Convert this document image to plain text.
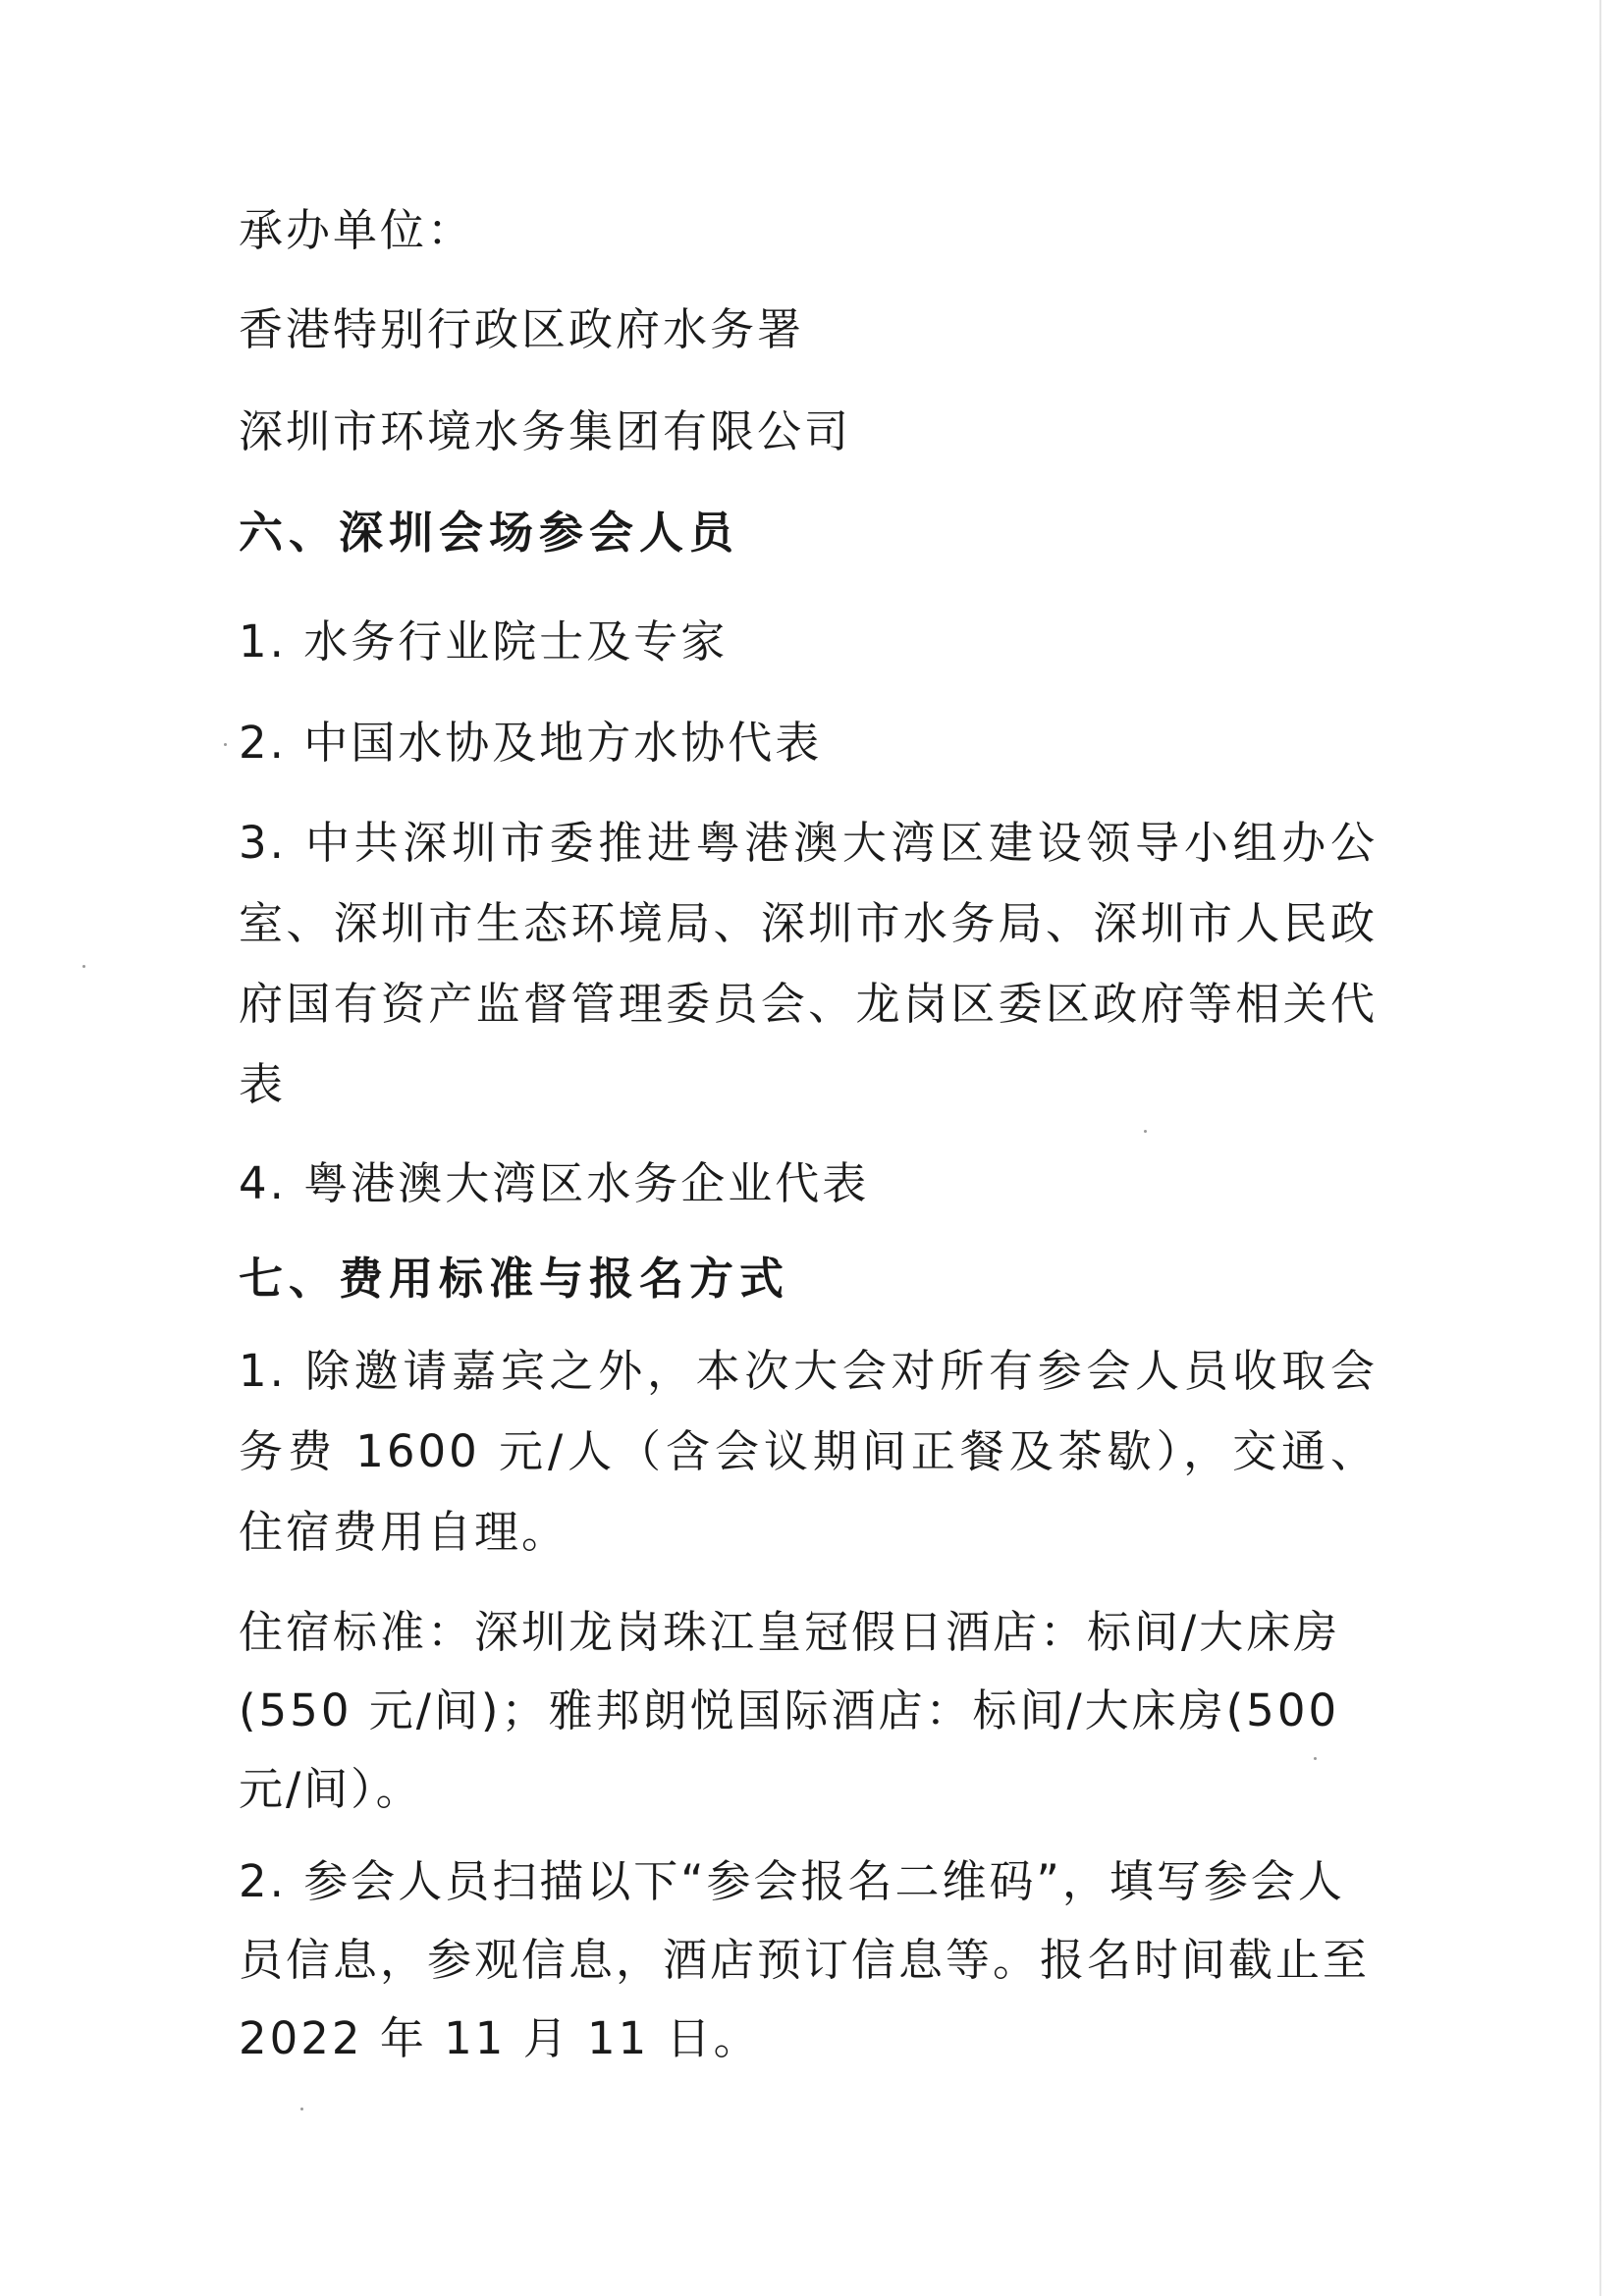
承办单位：

香港特别行政区政府水务署

深圳市环境水务集团有限公司

六、深圳会场参会人员

1. 水务行业院士及专家

2. 中国水协及地方水协代表

3. 中共深圳市委推进粤港澳大湾区建设领导小组办公室、深圳市生态环境局、深圳市水务局、深圳市人民政府国有资产监督管理委员会、龙岗区委区政府等相关代表

4. 粤港澳大湾区水务企业代表

七、费用标准与报名方式

1. 除邀请嘉宾之外，本次大会对所有参会人员收取会务费 1600 元/人（含会议期间正餐及茶歇），交通、住宿费用自理。

住宿标准：深圳龙岗珠江皇冠假日酒店：标间/大床房(550 元/间)；雅邦朗悦国际酒店：标间/大床房(500 元/间）。

2. 参会人员扫描以下“参会报名二维码”，填写参会人员信息，参观信息，酒店预订信息等。报名时间截止至 2022 年 11 月 11 日。
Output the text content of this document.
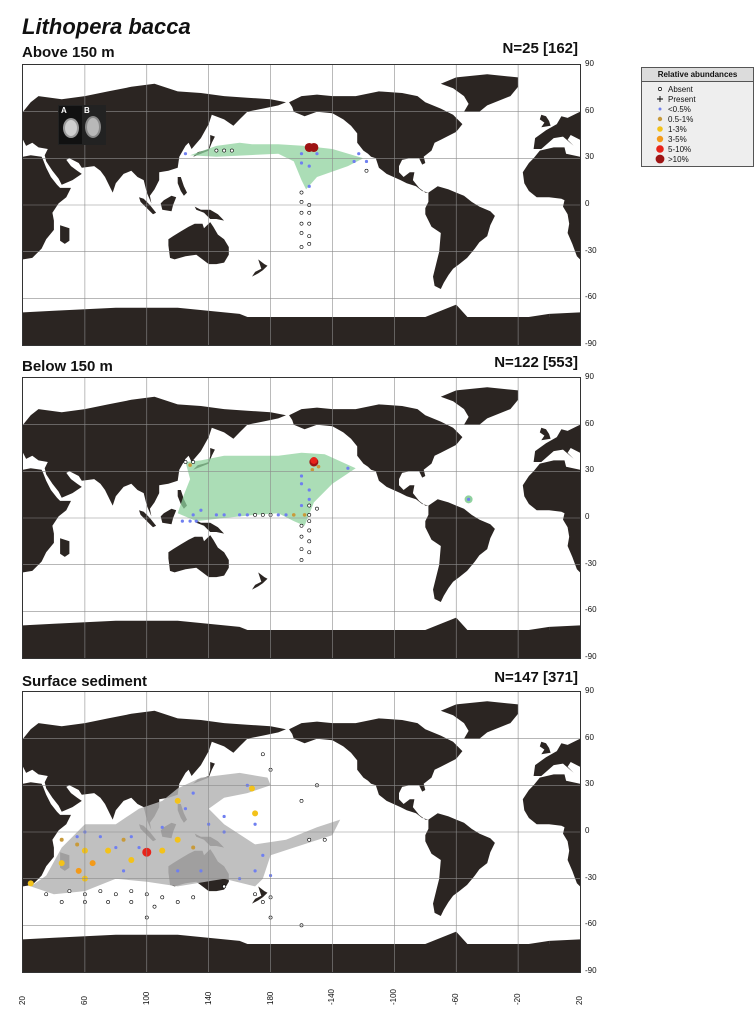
Lithopera bacca
Above 150 m	N=25 [162]
Below 150 m	N=122 [553]
Surface sediment	N=147 [371]
A B
90
60
30
0
-30
-60
-90
90
60
30
0
-30
-60
-90
90
60
30
0
-30
-60
-90
20	60	100	140	180	-140	-100	-60	-20	20
Relative abundances
Absent
Present
<0.5%
0.5-1%
1-3%
3-5%
5-10%
>10%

§ Short exercise: Copy out every line in the listing where the word "text" appears.

§ Result below:
Convert this document image to plain text.
Output the text content of this document.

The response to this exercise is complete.